- [Data to use]:
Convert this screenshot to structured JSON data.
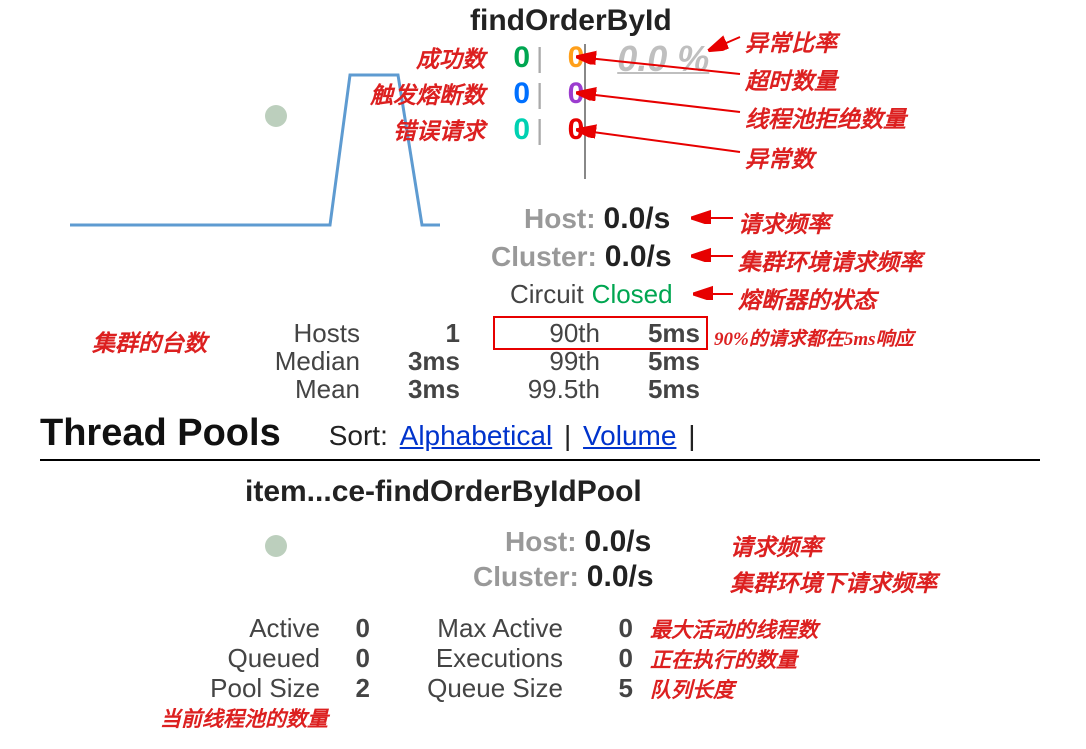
{
  "command": {
    "title": "findOrderById",
    "anns": {
      "success": "成功数",
      "short_circuited": "触发熔断数",
      "bad_request": "错误请求",
      "error_rate": "异常比率",
      "timeout": "超时数量",
      "rejected": "线程池拒绝数量",
      "failure": "异常数"
    },
    "vals": {
      "success": "0",
      "short_circuited": "0",
      "bad_request": "0",
      "timeout": "0",
      "rejected": "0",
      "failure": "0"
    },
    "error_pct": "0.0 %",
    "host": {
      "label": "Host:",
      "value": "0.0/s",
      "ann": "请求频率"
    },
    "cluster": {
      "label": "Cluster:",
      "value": "0.0/s",
      "ann": "集群环境请求频率"
    },
    "circuit": {
      "label": "Circuit",
      "value": "Closed",
      "ann": "熔断器的状态"
    },
    "cluster_count_ann": "集群的台数",
    "stats_left": [
      {
        "label": "Hosts",
        "value": "1"
      },
      {
        "label": "Median",
        "value": "3ms"
      },
      {
        "label": "Mean",
        "value": "3ms"
      }
    ],
    "stats_right": [
      {
        "label": "90th",
        "value": "5ms"
      },
      {
        "label": "99th",
        "value": "5ms"
      },
      {
        "label": "99.5th",
        "value": "5ms"
      }
    ],
    "p90_ann": "90%的请求都在5ms响应"
  },
  "tp_header": {
    "title": "Thread Pools",
    "sort_label": "Sort:",
    "link1": "Alphabetical",
    "link2": "Volume"
  },
  "pool": {
    "name": "item...ce-findOrderByIdPool",
    "host": {
      "label": "Host:",
      "value": "0.0/s",
      "ann": "请求频率"
    },
    "cluster": {
      "label": "Cluster:",
      "value": "0.0/s",
      "ann": "集群环境下请求频率"
    },
    "stats_left": [
      {
        "label": "Active",
        "value": "0"
      },
      {
        "label": "Queued",
        "value": "0"
      },
      {
        "label": "Pool Size",
        "value": "2"
      }
    ],
    "stats_right": [
      {
        "label": "Max Active",
        "value": "0",
        "ann": "最大活动的线程数"
      },
      {
        "label": "Executions",
        "value": "0",
        "ann": "正在执行的数量"
      },
      {
        "label": "Queue Size",
        "value": "5",
        "ann": "队列长度"
      }
    ],
    "pool_size_ann": "当前线程池的数量"
  }
}
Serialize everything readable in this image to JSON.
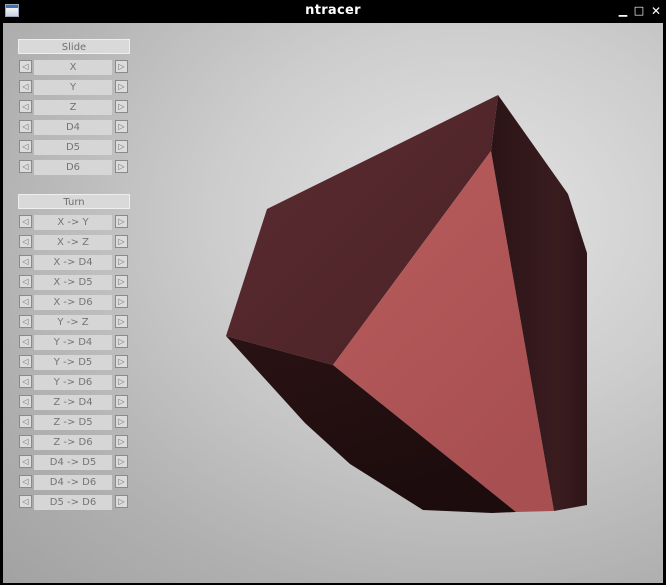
{
  "window": {
    "title": "ntracer",
    "minimize_glyph": "▁",
    "maximize_glyph": "□",
    "close_glyph": "✕"
  },
  "slide": {
    "title": "Slide",
    "items": [
      {
        "label": "X"
      },
      {
        "label": "Y"
      },
      {
        "label": "Z"
      },
      {
        "label": "D4"
      },
      {
        "label": "D5"
      },
      {
        "label": "D6"
      }
    ]
  },
  "turn": {
    "title": "Turn",
    "items": [
      {
        "label": "X -> Y"
      },
      {
        "label": "X -> Z"
      },
      {
        "label": "X -> D4"
      },
      {
        "label": "X -> D5"
      },
      {
        "label": "X -> D6"
      },
      {
        "label": "Y -> Z"
      },
      {
        "label": "Y -> D4"
      },
      {
        "label": "Y -> D5"
      },
      {
        "label": "Y -> D6"
      },
      {
        "label": "Z -> D4"
      },
      {
        "label": "Z -> D5"
      },
      {
        "label": "Z -> D6"
      },
      {
        "label": "D4 -> D5"
      },
      {
        "label": "D4 -> D6"
      },
      {
        "label": "D5 -> D6"
      }
    ]
  },
  "arrows": {
    "left": "◁",
    "right": "▷"
  },
  "colors": {
    "lit_face": "#b05757",
    "shadow_face": "#2e1517",
    "top_face": "#5a2b30",
    "background": "#c8c8c8"
  }
}
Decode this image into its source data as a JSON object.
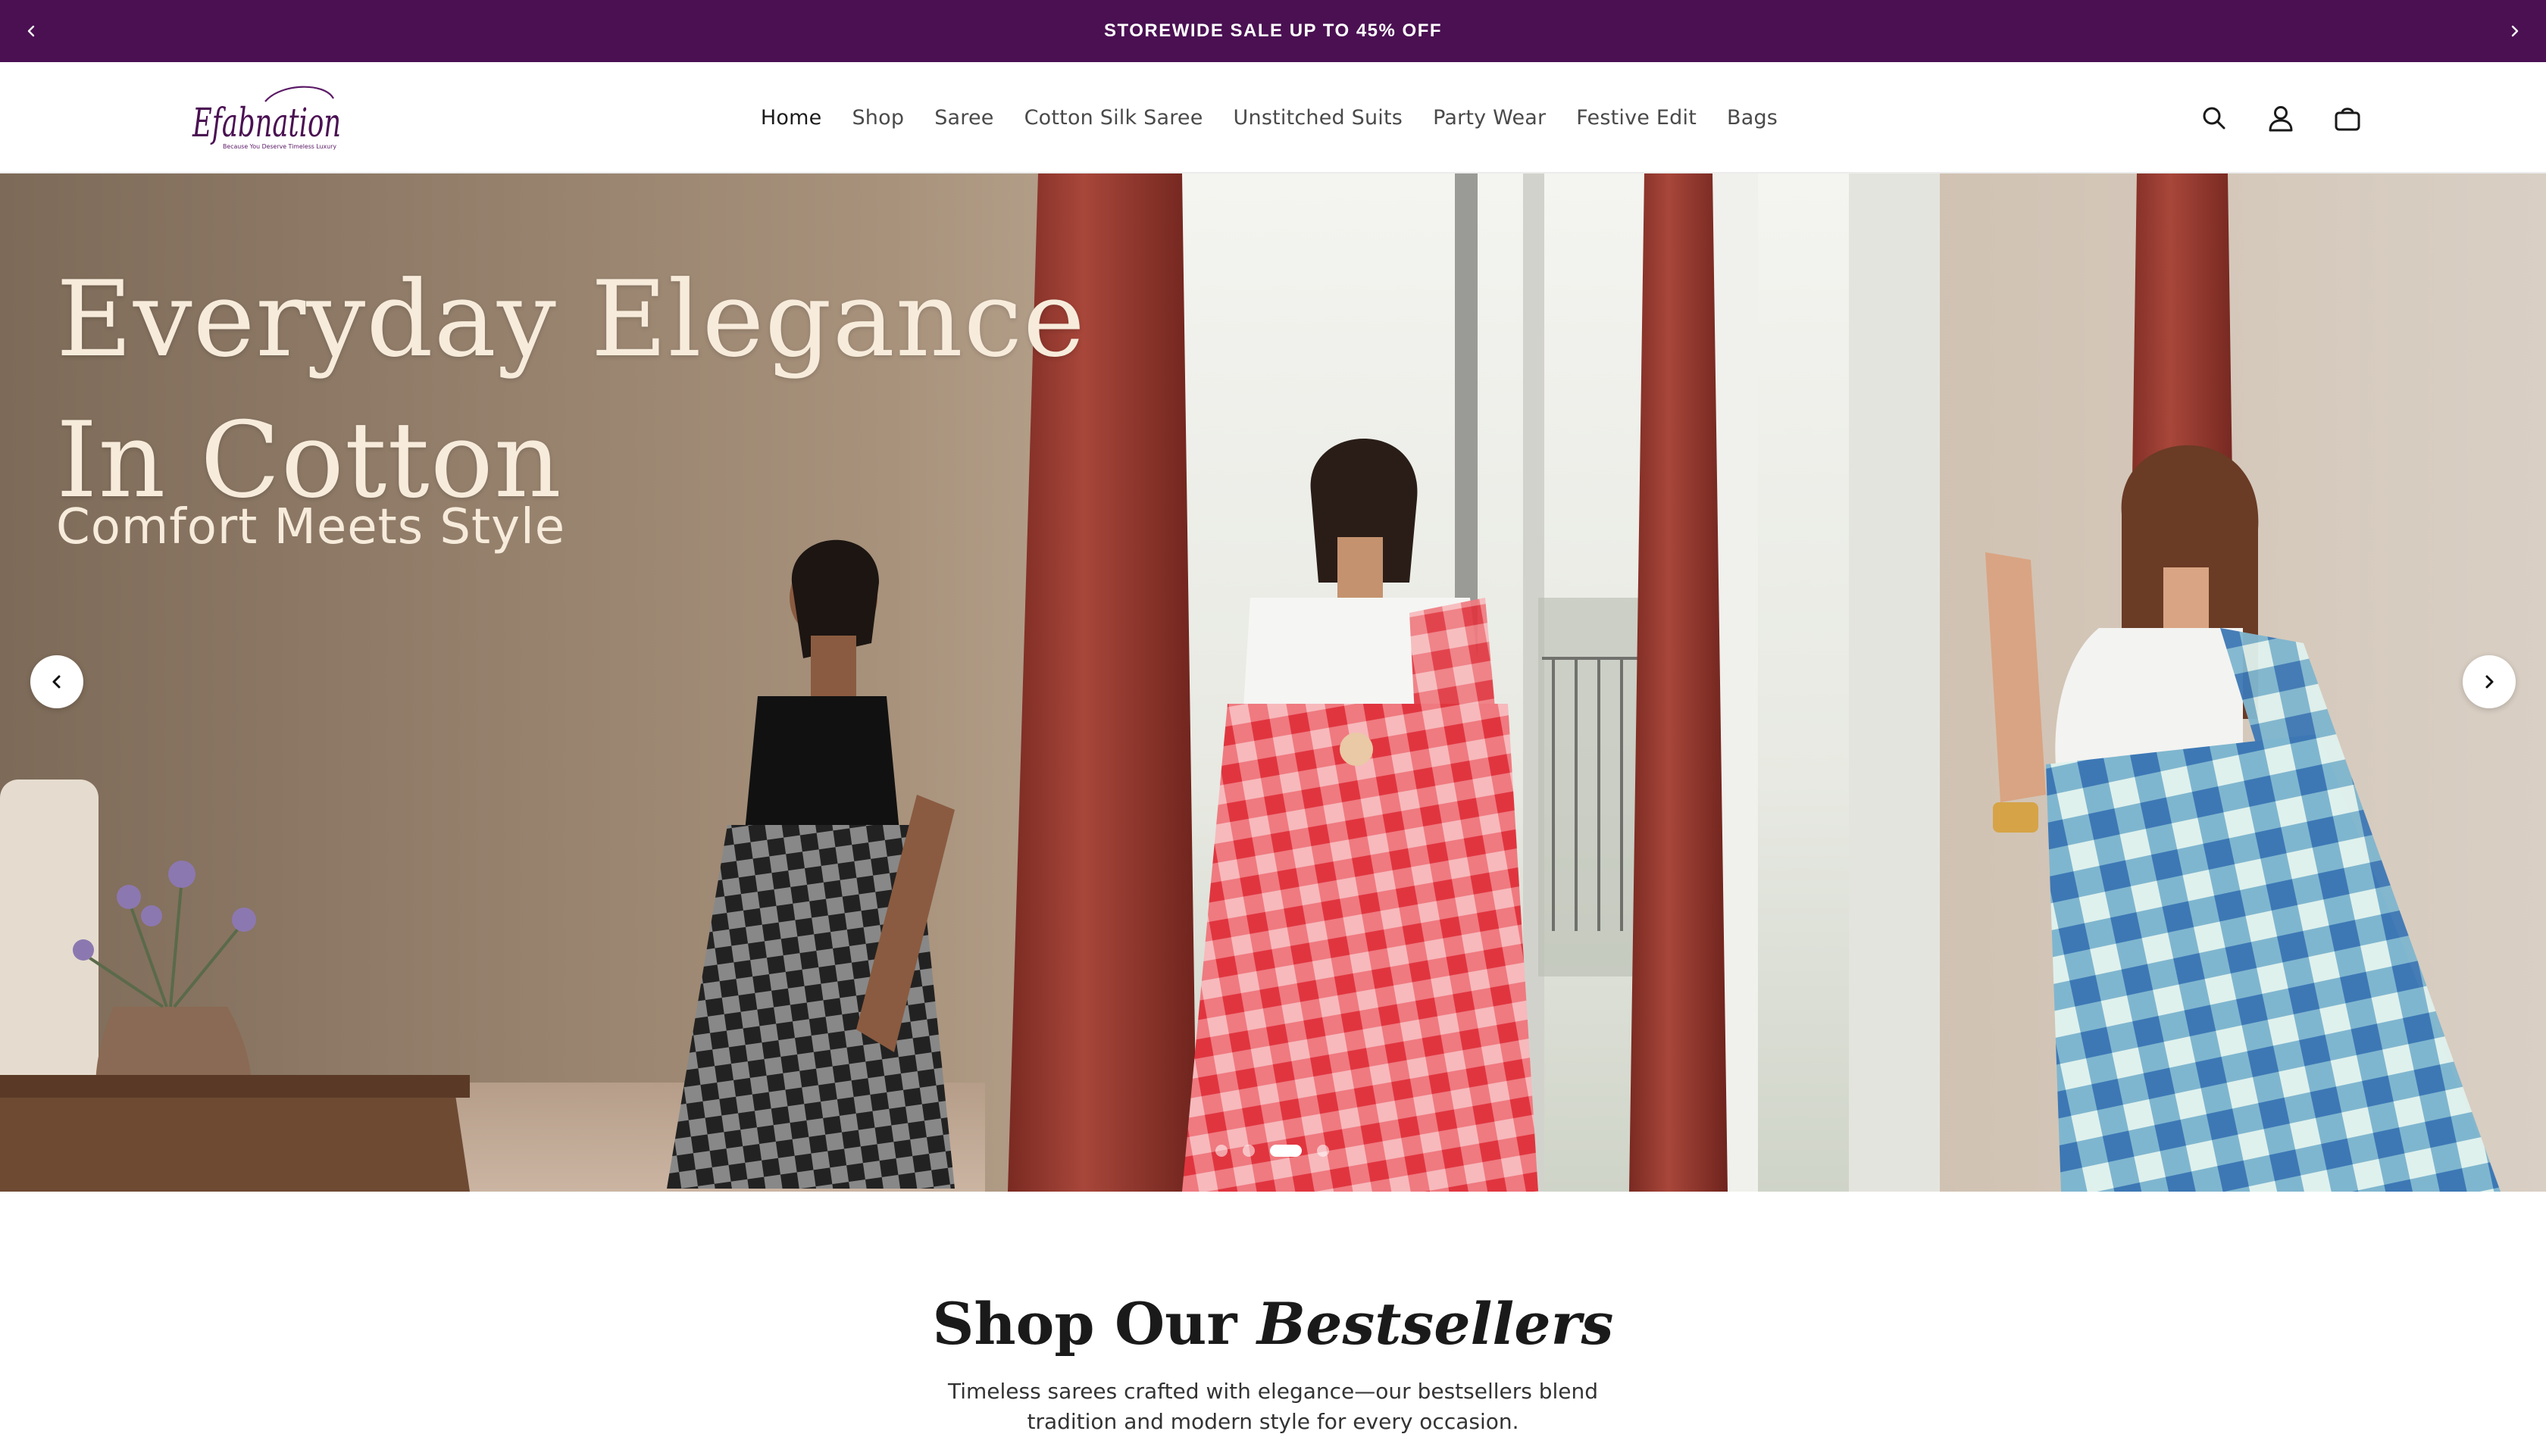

- [What you should do]: Find every line with the word "this" and state how many there are, with no other words.

- [Result of the task]: 3